[Records from a data source]
..............................
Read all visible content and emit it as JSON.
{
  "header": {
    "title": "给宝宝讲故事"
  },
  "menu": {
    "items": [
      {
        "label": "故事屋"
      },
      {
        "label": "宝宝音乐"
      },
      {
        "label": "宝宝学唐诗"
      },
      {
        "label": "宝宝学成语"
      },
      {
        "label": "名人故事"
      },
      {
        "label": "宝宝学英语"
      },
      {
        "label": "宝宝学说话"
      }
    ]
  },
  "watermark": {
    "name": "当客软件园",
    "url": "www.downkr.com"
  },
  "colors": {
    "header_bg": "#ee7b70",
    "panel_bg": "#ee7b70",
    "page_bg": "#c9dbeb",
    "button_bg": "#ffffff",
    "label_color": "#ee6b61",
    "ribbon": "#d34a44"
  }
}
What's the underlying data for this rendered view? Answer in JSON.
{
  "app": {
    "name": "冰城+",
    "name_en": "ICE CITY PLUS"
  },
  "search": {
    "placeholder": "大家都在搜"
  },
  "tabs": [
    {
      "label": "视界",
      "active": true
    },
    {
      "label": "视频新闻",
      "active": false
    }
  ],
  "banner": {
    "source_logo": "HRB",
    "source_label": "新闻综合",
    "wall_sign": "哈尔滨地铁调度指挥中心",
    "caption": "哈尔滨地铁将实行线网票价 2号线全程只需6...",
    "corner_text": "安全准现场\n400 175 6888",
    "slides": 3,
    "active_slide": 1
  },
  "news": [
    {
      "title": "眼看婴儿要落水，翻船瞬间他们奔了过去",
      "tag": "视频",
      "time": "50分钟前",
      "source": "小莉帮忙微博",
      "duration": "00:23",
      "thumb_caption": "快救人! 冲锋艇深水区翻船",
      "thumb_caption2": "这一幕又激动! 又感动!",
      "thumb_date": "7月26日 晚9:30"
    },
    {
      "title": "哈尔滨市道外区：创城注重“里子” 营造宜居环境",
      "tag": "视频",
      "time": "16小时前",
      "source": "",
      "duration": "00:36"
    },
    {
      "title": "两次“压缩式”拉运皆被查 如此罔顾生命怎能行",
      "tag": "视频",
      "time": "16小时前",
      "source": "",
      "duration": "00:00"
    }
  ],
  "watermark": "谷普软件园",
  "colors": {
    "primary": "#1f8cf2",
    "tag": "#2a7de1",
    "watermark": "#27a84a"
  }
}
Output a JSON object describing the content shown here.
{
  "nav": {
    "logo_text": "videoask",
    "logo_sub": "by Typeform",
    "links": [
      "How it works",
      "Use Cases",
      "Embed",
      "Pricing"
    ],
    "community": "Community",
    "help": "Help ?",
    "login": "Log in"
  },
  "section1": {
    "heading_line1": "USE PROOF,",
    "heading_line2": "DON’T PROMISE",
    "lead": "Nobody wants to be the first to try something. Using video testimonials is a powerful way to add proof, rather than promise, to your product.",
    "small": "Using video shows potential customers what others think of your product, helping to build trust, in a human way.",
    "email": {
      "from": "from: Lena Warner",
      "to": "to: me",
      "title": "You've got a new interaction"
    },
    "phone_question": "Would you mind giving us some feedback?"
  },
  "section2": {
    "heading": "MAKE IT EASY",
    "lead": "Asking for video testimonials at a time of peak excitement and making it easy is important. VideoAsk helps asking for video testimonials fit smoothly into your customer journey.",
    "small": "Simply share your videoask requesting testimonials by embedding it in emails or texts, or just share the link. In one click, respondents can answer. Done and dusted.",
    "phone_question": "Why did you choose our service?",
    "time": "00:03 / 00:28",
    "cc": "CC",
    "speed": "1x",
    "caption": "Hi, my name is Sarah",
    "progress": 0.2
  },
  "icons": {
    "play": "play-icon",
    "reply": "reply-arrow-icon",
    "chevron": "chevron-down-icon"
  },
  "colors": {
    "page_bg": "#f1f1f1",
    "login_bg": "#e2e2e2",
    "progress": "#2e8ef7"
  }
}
..............................
Aim
The records above should be restated word for word, please.

Task result
Read all visible content and emit it as JSON.
{
  "header": {
    "title": "给宝宝讲故事"
  },
  "menu": {
    "items": [
      {
        "label": "故事屋"
      },
      {
        "label": "宝宝音乐"
      },
      {
        "label": "宝宝学唐诗"
      },
      {
        "label": "宝宝学成语"
      },
      {
        "label": "名人故事"
      },
      {
        "label": "宝宝学英语"
      },
      {
        "label": "宝宝学说话"
      }
    ]
  },
  "watermark": {
    "name": "当客软件园",
    "url": "www.downkr.com"
  },
  "colors": {
    "header_bg": "#ee7b70",
    "panel_bg": "#ee7b70",
    "page_bg": "#c9dbeb",
    "button_bg": "#ffffff",
    "label_color": "#ee6b61",
    "ribbon": "#d34a44"
  }
}
What's the underlying data for this rendered view? Answer in JSON.
{
  "app": {
    "name": "冰城+",
    "name_en": "ICE CITY PLUS"
  },
  "search": {
    "placeholder": "大家都在搜"
  },
  "tabs": [
    {
      "label": "视界",
      "active": true
    },
    {
      "label": "视频新闻",
      "active": false
    }
  ],
  "banner": {
    "source_logo": "HRB",
    "source_label": "新闻综合",
    "wall_sign": "哈尔滨地铁调度指挥中心",
    "caption": "哈尔滨地铁将实行线网票价 2号线全程只需6...",
    "corner_text": "安全准现场\n400 175 6888",
    "slides": 3,
    "active_slide": 1
  },
  "news": [
    {
      "title": "眼看婴儿要落水，翻船瞬间他们奔了过去",
      "tag": "视频",
      "time": "50分钟前",
      "source": "小莉帮忙微博",
      "duration": "00:23",
      "thumb_caption": "快救人! 冲锋艇深水区翻船",
      "thumb_caption2": "这一幕又激动! 又感动!",
      "thumb_date": "7月26日 晚9:30"
    },
    {
      "title": "哈尔滨市道外区：创城注重“里子” 营造宜居环境",
      "tag": "视频",
      "time": "16小时前",
      "source": "",
      "duration": "00:36"
    },
    {
      "title": "两次“压缩式”拉运皆被查 如此罔顾生命怎能行",
      "tag": "视频",
      "time": "16小时前",
      "source": "",
      "duration": "00:00"
    }
  ],
  "watermark": "谷普软件园",
  "colors": {
    "primary": "#1f8cf2",
    "tag": "#2a7de1",
    "watermark": "#27a84a"
  }
}
Output a JSON object describing the content shown here.
{
  "nav": {
    "logo_text": "videoask",
    "logo_sub": "by Typeform",
    "links": [
      "How it works",
      "Use Cases",
      "Embed",
      "Pricing"
    ],
    "community": "Community",
    "help": "Help ?",
    "login": "Log in"
  },
  "section1": {
    "heading_line1": "USE PROOF,",
    "heading_line2": "DON’T PROMISE",
    "lead": "Nobody wants to be the first to try something. Using video testimonials is a powerful way to add proof, rather than promise, to your product.",
    "small": "Using video shows potential customers what others think of your product, helping to build trust, in a human way.",
    "email": {
      "from": "from: Lena Warner",
      "to": "to: me",
      "title": "You've got a new interaction"
    },
    "phone_question": "Would you mind giving us some feedback?"
  },
  "section2": {
    "heading": "MAKE IT EASY",
    "lead": "Asking for video testimonials at a time of peak excitement and making it easy is important. VideoAsk helps asking for video testimonials fit smoothly into your customer journey.",
    "small": "Simply share your videoask requesting testimonials by embedding it in emails or texts, or just share the link. In one click, respondents can answer. Done and dusted.",
    "phone_question": "Why did you choose our service?",
    "time": "00:03 / 00:28",
    "cc": "CC",
    "speed": "1x",
    "caption": "Hi, my name is Sarah",
    "progress": 0.2
  },
  "icons": {
    "play": "play-icon",
    "reply": "reply-arrow-icon",
    "chevron": "chevron-down-icon"
  },
  "colors": {
    "page_bg": "#f1f1f1",
    "login_bg": "#e2e2e2",
    "progress": "#2e8ef7"
  }
}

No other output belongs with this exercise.